> [Stated goal]:
Transcribe all records exactly.

Data entries:
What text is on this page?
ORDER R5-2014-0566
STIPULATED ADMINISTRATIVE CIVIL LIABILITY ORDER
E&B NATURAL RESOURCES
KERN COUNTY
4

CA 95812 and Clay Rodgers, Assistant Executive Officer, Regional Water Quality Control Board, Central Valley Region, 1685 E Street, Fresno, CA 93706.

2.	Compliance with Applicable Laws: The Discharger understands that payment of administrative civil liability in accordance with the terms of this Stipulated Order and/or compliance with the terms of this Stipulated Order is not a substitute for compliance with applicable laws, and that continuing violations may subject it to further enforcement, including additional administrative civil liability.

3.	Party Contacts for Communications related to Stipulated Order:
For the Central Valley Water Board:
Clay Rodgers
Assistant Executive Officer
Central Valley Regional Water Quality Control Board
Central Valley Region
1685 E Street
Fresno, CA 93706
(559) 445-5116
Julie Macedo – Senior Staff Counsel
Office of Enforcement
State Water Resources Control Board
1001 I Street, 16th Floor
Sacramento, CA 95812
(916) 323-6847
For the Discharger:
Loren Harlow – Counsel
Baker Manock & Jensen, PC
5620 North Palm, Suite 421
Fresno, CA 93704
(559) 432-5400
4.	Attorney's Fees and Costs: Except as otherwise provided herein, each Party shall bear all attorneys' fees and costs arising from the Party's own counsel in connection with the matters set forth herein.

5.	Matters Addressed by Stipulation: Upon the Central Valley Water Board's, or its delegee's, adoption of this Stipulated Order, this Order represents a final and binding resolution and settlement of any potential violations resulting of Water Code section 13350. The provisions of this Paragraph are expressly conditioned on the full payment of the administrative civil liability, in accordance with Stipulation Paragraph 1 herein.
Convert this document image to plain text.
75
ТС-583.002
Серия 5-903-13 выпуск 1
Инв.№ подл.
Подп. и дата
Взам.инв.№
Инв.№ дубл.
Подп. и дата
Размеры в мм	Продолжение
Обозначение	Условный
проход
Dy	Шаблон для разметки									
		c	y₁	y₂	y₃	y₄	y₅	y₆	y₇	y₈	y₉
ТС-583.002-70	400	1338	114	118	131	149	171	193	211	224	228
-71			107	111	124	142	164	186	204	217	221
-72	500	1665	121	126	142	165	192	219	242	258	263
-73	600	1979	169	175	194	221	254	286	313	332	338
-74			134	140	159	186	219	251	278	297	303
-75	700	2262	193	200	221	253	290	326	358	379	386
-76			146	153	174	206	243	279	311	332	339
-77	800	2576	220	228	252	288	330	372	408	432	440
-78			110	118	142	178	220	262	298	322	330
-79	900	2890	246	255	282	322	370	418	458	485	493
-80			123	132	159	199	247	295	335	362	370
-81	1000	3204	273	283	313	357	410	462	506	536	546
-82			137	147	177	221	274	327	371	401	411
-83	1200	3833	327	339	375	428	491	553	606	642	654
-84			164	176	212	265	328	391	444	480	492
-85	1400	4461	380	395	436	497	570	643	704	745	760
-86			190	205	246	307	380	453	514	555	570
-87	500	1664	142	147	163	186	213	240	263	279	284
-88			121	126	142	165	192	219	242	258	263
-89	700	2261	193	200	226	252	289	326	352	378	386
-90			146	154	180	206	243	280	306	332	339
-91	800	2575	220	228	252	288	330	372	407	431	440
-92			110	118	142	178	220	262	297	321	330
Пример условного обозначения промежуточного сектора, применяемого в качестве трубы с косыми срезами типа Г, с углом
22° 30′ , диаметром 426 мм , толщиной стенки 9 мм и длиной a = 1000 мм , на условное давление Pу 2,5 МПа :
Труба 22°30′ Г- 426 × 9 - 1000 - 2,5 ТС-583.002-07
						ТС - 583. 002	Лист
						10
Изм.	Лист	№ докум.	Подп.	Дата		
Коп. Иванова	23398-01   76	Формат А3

> [Exercise response]:
What text is on this page?
ORDER R5-2014-0566
STIPULATED ADMINISTRATIVE CIVIL LIABILITY ORDER
E&B NATURAL RESOURCES
KERN COUNTY
4

CA 95812 and Clay Rodgers, Assistant Executive Officer, Regional Water Quality Control Board, Central Valley Region, 1685 E Street, Fresno, CA 93706.

2.	Compliance with Applicable Laws: The Discharger understands that payment of administrative civil liability in accordance with the terms of this Stipulated Order and/or compliance with the terms of this Stipulated Order is not a substitute for compliance with applicable laws, and that continuing violations may subject it to further enforcement, including additional administrative civil liability.

3.	Party Contacts for Communications related to Stipulated Order:
For the Central Valley Water Board:
Clay Rodgers
Assistant Executive Officer
Central Valley Regional Water Quality Control Board
Central Valley Region
1685 E Street
Fresno, CA 93706
(559) 445-5116
Julie Macedo – Senior Staff Counsel
Office of Enforcement
State Water Resources Control Board
1001 I Street, 16th Floor
Sacramento, CA 95812
(916) 323-6847
For the Discharger:
Loren Harlow – Counsel
Baker Manock & Jensen, PC
5620 North Palm, Suite 421
Fresno, CA 93704
(559) 432-5400
4.	Attorney's Fees and Costs: Except as otherwise provided herein, each Party shall bear all attorneys' fees and costs arising from the Party's own counsel in connection with the matters set forth herein.

5.	Matters Addressed by Stipulation: Upon the Central Valley Water Board's, or its delegee's, adoption of this Stipulated Order, this Order represents a final and binding resolution and settlement of any potential violations resulting of Water Code section 13350. The provisions of this Paragraph are expressly conditioned on the full payment of the administrative civil liability, in accordance with Stipulation Paragraph 1 herein.
Convert this document image to plain text.
75
ТС-583.002
Серия 5-903-13 выпуск 1
Инв.№ подл.
Подп. и дата
Взам.инв.№
Инв.№ дубл.
Подп. и дата
Размеры в мм	Продолжение
Обозначение	Условный
проход
Dy	Шаблон для разметки									
		c	y₁	y₂	y₃	y₄	y₅	y₆	y₇	y₈	y₉
ТС-583.002-70	400	1338	114	118	131	149	171	193	211	224	228
-71			107	111	124	142	164	186	204	217	221
-72	500	1665	121	126	142	165	192	219	242	258	263
-73	600	1979	169	175	194	221	254	286	313	332	338
-74			134	140	159	186	219	251	278	297	303
-75	700	2262	193	200	221	253	290	326	358	379	386
-76			146	153	174	206	243	279	311	332	339
-77	800	2576	220	228	252	288	330	372	408	432	440
-78			110	118	142	178	220	262	298	322	330
-79	900	2890	246	255	282	322	370	418	458	485	493
-80			123	132	159	199	247	295	335	362	370
-81	1000	3204	273	283	313	357	410	462	506	536	546
-82			137	147	177	221	274	327	371	401	411
-83	1200	3833	327	339	375	428	491	553	606	642	654
-84			164	176	212	265	328	391	444	480	492
-85	1400	4461	380	395	436	497	570	643	704	745	760
-86			190	205	246	307	380	453	514	555	570
-87	500	1664	142	147	163	186	213	240	263	279	284
-88			121	126	142	165	192	219	242	258	263
-89	700	2261	193	200	226	252	289	326	352	378	386
-90			146	154	180	206	243	280	306	332	339
-91	800	2575	220	228	252	288	330	372	407	431	440
-92			110	118	142	178	220	262	297	321	330
Пример условного обозначения промежуточного сектора, применяемого в качестве трубы с косыми срезами типа Г, с углом
22° 30′ , диаметром 426 мм , толщиной стенки 9 мм и длиной a = 1000 мм , на условное давление Pу 2,5 МПа :
Труба 22°30′ Г- 426 × 9 - 1000 - 2,5 ТС-583.002-07
						ТС - 583. 002	Лист
						10
Изм.	Лист	№ докум.	Подп.	Дата		
Коп. Иванова	23398-01   76	Формат А3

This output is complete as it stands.